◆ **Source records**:
━━━━━━━━━━

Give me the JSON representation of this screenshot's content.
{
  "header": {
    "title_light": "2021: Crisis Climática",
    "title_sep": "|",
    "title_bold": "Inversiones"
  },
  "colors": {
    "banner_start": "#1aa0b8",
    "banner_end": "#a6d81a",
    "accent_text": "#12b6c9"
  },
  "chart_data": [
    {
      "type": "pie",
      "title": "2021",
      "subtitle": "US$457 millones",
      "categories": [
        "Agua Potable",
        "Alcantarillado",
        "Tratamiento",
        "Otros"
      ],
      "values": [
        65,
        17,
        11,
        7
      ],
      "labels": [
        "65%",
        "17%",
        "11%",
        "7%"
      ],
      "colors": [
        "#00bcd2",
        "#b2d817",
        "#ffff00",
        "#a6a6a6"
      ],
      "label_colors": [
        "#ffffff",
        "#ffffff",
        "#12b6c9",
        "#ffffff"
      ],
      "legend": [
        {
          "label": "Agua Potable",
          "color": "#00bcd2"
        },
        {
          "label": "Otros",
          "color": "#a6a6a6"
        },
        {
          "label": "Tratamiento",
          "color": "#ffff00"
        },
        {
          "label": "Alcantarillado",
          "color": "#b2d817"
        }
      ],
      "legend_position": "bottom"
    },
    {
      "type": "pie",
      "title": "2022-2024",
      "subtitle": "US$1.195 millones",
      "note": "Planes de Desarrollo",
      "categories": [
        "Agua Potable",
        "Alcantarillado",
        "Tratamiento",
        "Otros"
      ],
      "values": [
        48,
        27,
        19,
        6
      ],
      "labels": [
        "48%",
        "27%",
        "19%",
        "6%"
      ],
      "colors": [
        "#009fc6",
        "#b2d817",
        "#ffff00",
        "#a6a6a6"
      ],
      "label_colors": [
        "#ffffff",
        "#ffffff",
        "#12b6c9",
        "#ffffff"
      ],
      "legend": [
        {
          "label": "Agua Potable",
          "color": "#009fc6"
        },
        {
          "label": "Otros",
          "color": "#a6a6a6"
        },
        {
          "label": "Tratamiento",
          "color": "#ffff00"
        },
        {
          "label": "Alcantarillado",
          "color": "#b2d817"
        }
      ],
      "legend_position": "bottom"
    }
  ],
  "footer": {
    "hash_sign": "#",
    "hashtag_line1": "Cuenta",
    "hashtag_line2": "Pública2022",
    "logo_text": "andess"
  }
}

━━━━━━━━━━

◆ **WRITTEN TASK**: Restate the data above exactly, keeping each word as it stands.

◆ **WORKED SOLUTION**:
Give me the JSON representation of this screenshot's content.
{
  "header": {
    "title_light": "2021: Crisis Climática",
    "title_sep": "|",
    "title_bold": "Inversiones"
  },
  "colors": {
    "banner_start": "#1aa0b8",
    "banner_end": "#a6d81a",
    "accent_text": "#12b6c9"
  },
  "chart_data": [
    {
      "type": "pie",
      "title": "2021",
      "subtitle": "US$457 millones",
      "categories": [
        "Agua Potable",
        "Alcantarillado",
        "Tratamiento",
        "Otros"
      ],
      "values": [
        65,
        17,
        11,
        7
      ],
      "labels": [
        "65%",
        "17%",
        "11%",
        "7%"
      ],
      "colors": [
        "#00bcd2",
        "#b2d817",
        "#ffff00",
        "#a6a6a6"
      ],
      "label_colors": [
        "#ffffff",
        "#ffffff",
        "#12b6c9",
        "#ffffff"
      ],
      "legend": [
        {
          "label": "Agua Potable",
          "color": "#00bcd2"
        },
        {
          "label": "Otros",
          "color": "#a6a6a6"
        },
        {
          "label": "Tratamiento",
          "color": "#ffff00"
        },
        {
          "label": "Alcantarillado",
          "color": "#b2d817"
        }
      ],
      "legend_position": "bottom"
    },
    {
      "type": "pie",
      "title": "2022-2024",
      "subtitle": "US$1.195 millones",
      "note": "Planes de Desarrollo",
      "categories": [
        "Agua Potable",
        "Alcantarillado",
        "Tratamiento",
        "Otros"
      ],
      "values": [
        48,
        27,
        19,
        6
      ],
      "labels": [
        "48%",
        "27%",
        "19%",
        "6%"
      ],
      "colors": [
        "#009fc6",
        "#b2d817",
        "#ffff00",
        "#a6a6a6"
      ],
      "label_colors": [
        "#ffffff",
        "#ffffff",
        "#12b6c9",
        "#ffffff"
      ],
      "legend": [
        {
          "label": "Agua Potable",
          "color": "#009fc6"
        },
        {
          "label": "Otros",
          "color": "#a6a6a6"
        },
        {
          "label": "Tratamiento",
          "color": "#ffff00"
        },
        {
          "label": "Alcantarillado",
          "color": "#b2d817"
        }
      ],
      "legend_position": "bottom"
    }
  ],
  "footer": {
    "hash_sign": "#",
    "hashtag_line1": "Cuenta",
    "hashtag_line2": "Pública2022",
    "logo_text": "andess"
  }
}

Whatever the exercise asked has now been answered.